[The task] Find the lines of data that contain the string "Eriksson", then list them.

─── Entries supplied ───

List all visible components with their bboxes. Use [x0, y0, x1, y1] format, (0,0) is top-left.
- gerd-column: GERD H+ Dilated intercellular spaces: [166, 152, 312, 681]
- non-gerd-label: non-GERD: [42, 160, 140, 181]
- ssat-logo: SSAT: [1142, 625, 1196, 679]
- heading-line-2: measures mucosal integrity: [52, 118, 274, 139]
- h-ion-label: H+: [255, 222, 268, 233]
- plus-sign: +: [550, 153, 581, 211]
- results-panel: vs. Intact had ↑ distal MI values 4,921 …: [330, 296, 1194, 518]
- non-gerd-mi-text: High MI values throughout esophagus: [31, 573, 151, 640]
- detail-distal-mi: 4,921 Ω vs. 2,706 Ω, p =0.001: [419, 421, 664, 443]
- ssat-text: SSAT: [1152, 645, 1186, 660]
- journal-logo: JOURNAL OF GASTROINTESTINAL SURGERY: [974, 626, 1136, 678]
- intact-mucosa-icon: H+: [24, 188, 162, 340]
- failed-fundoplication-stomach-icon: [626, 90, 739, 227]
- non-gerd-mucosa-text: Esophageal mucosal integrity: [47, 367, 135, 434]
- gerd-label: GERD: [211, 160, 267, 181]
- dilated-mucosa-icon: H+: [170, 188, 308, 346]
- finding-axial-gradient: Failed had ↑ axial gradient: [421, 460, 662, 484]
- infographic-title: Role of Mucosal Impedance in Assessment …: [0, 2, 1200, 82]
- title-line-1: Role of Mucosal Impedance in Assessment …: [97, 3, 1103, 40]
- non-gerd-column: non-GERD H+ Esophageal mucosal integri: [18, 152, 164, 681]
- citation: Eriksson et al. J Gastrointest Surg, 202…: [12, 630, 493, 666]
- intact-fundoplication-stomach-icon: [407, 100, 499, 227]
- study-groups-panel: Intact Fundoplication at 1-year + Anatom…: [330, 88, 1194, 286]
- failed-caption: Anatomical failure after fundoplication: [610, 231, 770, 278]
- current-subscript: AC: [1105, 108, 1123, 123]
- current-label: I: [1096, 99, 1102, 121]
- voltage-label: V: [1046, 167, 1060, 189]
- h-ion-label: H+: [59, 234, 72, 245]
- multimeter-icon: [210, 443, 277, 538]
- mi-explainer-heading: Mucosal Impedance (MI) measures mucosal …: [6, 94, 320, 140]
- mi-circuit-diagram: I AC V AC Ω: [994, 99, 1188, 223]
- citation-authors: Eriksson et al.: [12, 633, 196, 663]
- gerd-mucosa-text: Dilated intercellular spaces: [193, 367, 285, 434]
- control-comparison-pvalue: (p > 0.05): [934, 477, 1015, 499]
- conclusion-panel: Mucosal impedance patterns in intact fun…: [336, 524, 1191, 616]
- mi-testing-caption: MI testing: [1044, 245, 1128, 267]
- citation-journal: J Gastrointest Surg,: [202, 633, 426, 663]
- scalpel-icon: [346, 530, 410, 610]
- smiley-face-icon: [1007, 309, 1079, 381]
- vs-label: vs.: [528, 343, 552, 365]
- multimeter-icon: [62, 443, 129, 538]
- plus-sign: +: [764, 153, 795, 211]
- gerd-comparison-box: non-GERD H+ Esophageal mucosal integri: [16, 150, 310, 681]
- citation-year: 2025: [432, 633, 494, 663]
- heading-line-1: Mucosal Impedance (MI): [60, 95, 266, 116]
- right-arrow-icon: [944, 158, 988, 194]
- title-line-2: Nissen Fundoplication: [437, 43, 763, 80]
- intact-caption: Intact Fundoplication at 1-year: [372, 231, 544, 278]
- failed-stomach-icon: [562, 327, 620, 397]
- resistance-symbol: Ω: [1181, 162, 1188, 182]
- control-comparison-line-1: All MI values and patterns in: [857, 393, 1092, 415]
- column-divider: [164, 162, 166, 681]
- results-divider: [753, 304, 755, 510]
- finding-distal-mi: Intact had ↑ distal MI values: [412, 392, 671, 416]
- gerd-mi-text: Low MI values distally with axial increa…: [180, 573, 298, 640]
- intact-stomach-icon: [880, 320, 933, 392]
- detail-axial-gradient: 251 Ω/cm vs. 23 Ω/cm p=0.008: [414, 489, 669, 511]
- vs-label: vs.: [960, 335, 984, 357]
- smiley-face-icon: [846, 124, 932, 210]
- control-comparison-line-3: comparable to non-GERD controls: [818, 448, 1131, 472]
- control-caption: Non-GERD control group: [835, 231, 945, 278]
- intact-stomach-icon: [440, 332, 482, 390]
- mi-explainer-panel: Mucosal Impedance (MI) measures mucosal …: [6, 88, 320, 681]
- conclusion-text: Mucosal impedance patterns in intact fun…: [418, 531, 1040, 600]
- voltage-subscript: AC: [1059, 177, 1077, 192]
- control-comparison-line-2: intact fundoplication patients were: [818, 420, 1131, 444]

───

[Exercise result]
- citation: Eriksson et al. J Gastrointest Surg, 202…: [12, 630, 493, 666]
- citation-authors: Eriksson et al.: [12, 633, 196, 663]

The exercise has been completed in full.